■ **Work required**: Extract all of the entries and set them down verbatim.

■ **Source records**:

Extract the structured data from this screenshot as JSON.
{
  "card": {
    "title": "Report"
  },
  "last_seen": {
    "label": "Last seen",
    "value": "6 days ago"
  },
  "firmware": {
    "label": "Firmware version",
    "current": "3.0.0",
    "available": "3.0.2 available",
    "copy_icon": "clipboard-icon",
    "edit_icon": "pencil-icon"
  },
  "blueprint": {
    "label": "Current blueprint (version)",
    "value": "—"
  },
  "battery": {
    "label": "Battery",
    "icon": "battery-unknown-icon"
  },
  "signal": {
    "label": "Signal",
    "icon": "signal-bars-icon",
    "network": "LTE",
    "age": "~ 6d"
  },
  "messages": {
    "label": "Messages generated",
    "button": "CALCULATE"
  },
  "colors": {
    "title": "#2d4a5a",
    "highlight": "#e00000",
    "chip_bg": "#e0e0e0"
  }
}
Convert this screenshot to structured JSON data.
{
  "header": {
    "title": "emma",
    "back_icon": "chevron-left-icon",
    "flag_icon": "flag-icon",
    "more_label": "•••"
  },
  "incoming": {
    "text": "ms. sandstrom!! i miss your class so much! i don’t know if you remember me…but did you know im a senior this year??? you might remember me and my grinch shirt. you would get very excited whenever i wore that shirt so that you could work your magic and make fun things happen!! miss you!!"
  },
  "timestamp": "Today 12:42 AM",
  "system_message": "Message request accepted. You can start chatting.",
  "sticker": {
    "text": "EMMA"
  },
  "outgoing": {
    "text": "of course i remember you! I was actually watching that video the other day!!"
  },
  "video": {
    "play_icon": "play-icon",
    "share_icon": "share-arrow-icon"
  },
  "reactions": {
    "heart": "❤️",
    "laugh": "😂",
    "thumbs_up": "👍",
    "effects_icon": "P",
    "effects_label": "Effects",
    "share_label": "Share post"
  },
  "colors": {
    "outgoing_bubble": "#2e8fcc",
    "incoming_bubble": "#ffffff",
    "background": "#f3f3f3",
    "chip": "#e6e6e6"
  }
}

■ **Answer to this exercise**:
Extract the structured data from this screenshot as JSON.
{
  "card": {
    "title": "Report"
  },
  "last_seen": {
    "label": "Last seen",
    "value": "6 days ago"
  },
  "firmware": {
    "label": "Firmware version",
    "current": "3.0.0",
    "available": "3.0.2 available",
    "copy_icon": "clipboard-icon",
    "edit_icon": "pencil-icon"
  },
  "blueprint": {
    "label": "Current blueprint (version)",
    "value": "—"
  },
  "battery": {
    "label": "Battery",
    "icon": "battery-unknown-icon"
  },
  "signal": {
    "label": "Signal",
    "icon": "signal-bars-icon",
    "network": "LTE",
    "age": "~ 6d"
  },
  "messages": {
    "label": "Messages generated",
    "button": "CALCULATE"
  },
  "colors": {
    "title": "#2d4a5a",
    "highlight": "#e00000",
    "chip_bg": "#e0e0e0"
  }
}
Convert this screenshot to structured JSON data.
{
  "header": {
    "title": "emma",
    "back_icon": "chevron-left-icon",
    "flag_icon": "flag-icon",
    "more_label": "•••"
  },
  "incoming": {
    "text": "ms. sandstrom!! i miss your class so much! i don’t know if you remember me…but did you know im a senior this year??? you might remember me and my grinch shirt. you would get very excited whenever i wore that shirt so that you could work your magic and make fun things happen!! miss you!!"
  },
  "timestamp": "Today 12:42 AM",
  "system_message": "Message request accepted. You can start chatting.",
  "sticker": {
    "text": "EMMA"
  },
  "outgoing": {
    "text": "of course i remember you! I was actually watching that video the other day!!"
  },
  "video": {
    "play_icon": "play-icon",
    "share_icon": "share-arrow-icon"
  },
  "reactions": {
    "heart": "❤️",
    "laugh": "😂",
    "thumbs_up": "👍",
    "effects_icon": "P",
    "effects_label": "Effects",
    "share_label": "Share post"
  },
  "colors": {
    "outgoing_bubble": "#2e8fcc",
    "incoming_bubble": "#ffffff",
    "background": "#f3f3f3",
    "chip": "#e6e6e6"
  }
}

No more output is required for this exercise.